Locate all lines in the data below that hold "ranked" and show them.

------------------------------------------------------------------------

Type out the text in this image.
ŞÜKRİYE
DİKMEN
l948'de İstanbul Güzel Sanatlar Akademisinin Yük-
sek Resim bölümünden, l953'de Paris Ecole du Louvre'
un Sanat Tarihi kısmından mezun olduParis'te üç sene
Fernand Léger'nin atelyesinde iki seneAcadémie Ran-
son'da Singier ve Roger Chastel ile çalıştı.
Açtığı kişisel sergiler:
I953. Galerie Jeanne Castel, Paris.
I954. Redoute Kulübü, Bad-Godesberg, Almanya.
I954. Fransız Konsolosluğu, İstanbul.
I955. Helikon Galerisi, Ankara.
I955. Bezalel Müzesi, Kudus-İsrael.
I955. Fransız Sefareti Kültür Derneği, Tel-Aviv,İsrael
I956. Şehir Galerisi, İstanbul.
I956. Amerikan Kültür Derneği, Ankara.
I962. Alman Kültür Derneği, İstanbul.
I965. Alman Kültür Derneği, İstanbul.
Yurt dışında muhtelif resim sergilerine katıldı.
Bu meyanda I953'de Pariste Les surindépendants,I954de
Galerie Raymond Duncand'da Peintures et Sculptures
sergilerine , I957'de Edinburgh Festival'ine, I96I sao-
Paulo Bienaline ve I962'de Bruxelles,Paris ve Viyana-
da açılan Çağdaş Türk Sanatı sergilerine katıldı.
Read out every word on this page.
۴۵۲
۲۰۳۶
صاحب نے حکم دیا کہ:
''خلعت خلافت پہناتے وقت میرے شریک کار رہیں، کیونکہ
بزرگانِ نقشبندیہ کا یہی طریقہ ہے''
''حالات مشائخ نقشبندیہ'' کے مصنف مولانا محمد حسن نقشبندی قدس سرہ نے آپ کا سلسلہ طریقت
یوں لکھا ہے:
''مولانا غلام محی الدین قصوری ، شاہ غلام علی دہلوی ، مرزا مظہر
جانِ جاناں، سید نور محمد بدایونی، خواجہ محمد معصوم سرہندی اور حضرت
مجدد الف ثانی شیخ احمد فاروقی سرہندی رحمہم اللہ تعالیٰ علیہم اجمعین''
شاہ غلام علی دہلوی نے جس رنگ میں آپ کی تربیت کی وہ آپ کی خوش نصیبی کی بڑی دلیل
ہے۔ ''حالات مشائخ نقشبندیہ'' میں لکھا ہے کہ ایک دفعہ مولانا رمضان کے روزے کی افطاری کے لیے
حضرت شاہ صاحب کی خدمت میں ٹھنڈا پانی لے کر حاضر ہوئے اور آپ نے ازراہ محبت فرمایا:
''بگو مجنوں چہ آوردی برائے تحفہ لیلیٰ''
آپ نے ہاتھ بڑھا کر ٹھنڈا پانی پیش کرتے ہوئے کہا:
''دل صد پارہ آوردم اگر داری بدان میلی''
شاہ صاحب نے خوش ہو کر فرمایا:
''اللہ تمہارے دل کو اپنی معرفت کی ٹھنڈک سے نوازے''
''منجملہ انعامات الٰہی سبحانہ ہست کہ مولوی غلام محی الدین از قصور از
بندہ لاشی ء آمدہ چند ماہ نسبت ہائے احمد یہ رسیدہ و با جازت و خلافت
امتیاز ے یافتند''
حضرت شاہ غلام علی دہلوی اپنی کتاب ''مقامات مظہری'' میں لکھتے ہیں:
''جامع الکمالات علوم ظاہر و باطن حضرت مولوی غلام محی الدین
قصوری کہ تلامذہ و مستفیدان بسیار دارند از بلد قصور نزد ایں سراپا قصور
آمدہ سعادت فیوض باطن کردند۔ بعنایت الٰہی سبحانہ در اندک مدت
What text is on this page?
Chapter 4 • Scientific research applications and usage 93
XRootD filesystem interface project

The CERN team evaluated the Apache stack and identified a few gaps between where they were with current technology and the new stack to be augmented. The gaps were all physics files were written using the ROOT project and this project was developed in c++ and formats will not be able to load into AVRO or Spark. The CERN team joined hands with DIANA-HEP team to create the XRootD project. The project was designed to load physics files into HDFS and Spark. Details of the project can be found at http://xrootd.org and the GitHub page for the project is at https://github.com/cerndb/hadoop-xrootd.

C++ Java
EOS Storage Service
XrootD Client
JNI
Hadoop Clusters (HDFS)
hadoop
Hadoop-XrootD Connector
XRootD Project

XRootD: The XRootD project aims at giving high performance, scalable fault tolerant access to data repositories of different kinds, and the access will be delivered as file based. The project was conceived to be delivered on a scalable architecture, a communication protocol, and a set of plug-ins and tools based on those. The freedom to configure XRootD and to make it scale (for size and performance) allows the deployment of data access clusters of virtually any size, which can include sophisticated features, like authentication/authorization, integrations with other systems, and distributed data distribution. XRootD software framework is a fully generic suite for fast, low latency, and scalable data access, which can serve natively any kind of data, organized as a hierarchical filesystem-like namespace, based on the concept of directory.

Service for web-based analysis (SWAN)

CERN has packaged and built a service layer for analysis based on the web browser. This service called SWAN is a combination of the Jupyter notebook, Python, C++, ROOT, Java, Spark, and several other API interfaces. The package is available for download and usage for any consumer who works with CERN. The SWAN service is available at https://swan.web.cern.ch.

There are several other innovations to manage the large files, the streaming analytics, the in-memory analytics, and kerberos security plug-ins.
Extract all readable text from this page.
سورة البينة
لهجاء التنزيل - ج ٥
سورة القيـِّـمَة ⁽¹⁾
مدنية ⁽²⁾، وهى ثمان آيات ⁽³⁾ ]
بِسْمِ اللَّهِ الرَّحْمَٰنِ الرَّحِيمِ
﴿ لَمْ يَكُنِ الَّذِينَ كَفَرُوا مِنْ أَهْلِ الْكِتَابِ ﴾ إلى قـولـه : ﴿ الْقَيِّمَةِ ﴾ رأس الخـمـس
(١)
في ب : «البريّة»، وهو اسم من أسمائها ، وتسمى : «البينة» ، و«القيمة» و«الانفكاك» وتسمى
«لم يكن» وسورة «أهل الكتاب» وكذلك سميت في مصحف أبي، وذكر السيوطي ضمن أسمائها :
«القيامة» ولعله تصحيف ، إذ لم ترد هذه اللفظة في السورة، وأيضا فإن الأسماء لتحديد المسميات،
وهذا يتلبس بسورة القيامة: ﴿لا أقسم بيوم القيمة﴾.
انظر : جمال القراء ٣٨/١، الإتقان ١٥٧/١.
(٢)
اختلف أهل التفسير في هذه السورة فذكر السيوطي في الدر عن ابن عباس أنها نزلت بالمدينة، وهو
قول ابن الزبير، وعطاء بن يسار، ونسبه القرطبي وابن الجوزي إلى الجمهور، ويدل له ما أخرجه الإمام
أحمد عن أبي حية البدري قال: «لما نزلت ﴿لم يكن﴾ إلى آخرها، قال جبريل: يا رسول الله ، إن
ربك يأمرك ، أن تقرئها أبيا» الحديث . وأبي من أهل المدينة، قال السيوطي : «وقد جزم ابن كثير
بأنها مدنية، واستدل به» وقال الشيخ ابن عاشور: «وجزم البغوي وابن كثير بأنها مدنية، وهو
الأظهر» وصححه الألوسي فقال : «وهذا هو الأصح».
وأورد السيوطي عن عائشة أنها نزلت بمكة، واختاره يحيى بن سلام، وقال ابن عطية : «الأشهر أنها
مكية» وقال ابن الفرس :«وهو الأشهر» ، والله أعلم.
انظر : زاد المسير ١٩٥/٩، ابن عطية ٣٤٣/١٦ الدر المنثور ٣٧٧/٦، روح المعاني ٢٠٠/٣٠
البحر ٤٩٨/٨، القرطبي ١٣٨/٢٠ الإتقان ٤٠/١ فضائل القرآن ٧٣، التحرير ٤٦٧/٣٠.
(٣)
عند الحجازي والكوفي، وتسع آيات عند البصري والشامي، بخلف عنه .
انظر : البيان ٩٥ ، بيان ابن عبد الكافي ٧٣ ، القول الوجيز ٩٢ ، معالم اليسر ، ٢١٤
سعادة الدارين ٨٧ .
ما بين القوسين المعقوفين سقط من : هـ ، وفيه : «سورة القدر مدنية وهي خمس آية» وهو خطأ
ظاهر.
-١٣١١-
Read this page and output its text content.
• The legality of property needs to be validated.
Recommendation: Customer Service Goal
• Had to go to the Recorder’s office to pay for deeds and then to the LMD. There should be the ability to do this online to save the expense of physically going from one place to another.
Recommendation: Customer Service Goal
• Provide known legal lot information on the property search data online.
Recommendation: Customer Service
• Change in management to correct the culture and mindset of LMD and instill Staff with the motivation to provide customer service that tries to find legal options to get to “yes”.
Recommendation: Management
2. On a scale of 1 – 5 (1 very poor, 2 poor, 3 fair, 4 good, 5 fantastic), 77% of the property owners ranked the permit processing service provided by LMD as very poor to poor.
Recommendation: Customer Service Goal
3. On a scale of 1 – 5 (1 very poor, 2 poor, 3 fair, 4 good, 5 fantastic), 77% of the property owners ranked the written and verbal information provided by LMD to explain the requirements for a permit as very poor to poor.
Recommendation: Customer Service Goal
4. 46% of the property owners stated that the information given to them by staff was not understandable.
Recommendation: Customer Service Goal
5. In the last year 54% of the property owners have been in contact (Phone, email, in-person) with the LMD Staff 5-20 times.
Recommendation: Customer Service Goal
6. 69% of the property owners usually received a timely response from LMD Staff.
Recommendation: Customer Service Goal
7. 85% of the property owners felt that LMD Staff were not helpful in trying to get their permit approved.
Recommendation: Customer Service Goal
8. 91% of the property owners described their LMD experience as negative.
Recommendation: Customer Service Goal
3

------------------------------------------------------------------------

● **Output below**:
2. On a scale of 1 – 5 (1 very poor, 2 poor, 3 fair, 4 good, 5 fantastic), 77% of the property owners ranked the permit processing service provided by LMD as very poor to poor.
3. On a scale of 1 – 5 (1 very poor, 2 poor, 3 fair, 4 good, 5 fantastic), 77% of the property owners ranked the written and verbal information provided by LMD to explain the requirements for a permit as very poor to poor.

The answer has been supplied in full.